### Excerpt to read
(begin)
Step 2: Call service

After deploying the TorchEasyRec model service, follow these steps to view the service call information:

  1. Log in to the PAI console, select the region at the top of the page and the workspace on the right, then click Enter EAS.

  2. In the Service Type column, click Invocation Information to view the service endpoint and token.image

The TorchEasyRec model service uses Protobuf for input and output. The calling method depends on whether FG is enabled:

Use FG (fg_mode='normal')
(end)
### Requirements
Reproduce the excerpt on calling the TorchEasyRec service word for word, from start to finish. Rely only on the excerpt on calling the TorchEasyRec service.

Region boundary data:
(begin)
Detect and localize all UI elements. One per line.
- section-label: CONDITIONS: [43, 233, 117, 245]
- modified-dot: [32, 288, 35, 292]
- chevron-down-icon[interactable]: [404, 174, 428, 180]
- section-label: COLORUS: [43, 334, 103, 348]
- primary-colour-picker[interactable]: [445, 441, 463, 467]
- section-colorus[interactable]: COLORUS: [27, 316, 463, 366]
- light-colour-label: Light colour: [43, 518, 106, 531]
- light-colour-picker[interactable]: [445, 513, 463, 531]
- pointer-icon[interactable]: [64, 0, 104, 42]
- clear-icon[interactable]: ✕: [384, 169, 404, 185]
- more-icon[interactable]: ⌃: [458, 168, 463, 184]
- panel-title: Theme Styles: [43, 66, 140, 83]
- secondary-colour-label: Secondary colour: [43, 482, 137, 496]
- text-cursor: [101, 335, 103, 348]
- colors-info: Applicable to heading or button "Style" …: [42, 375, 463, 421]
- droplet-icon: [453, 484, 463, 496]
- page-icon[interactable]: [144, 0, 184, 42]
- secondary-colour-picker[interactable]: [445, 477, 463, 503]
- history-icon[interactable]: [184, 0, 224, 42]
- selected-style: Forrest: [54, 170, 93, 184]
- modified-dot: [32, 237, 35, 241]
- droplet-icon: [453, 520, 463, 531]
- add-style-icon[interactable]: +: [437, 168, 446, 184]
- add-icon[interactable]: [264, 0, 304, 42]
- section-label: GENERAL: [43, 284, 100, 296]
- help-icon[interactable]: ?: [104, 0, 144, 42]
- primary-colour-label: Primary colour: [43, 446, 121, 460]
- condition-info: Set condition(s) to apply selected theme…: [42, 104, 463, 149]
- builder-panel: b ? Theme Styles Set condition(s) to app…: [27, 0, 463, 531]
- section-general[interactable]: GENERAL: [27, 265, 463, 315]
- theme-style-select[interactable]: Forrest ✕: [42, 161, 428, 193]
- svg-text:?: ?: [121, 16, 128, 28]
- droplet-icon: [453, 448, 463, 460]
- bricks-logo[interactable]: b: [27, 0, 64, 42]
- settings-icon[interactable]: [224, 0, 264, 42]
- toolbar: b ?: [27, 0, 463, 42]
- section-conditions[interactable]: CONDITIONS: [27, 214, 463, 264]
(end)
### Result
Step 2: Call service

After deploying the TorchEasyRec model service, follow these steps to view the service call information:

  1. Log in to the PAI console, select the region at the top of the page and the workspace on the right, then click Enter EAS.

  2. In the Service Type column, click Invocation Information to view the service endpoint and token.image

The TorchEasyRec model service uses Protobuf for input and output. The calling method depends on whether FG is enabled:

Use FG (fg_mode='normal')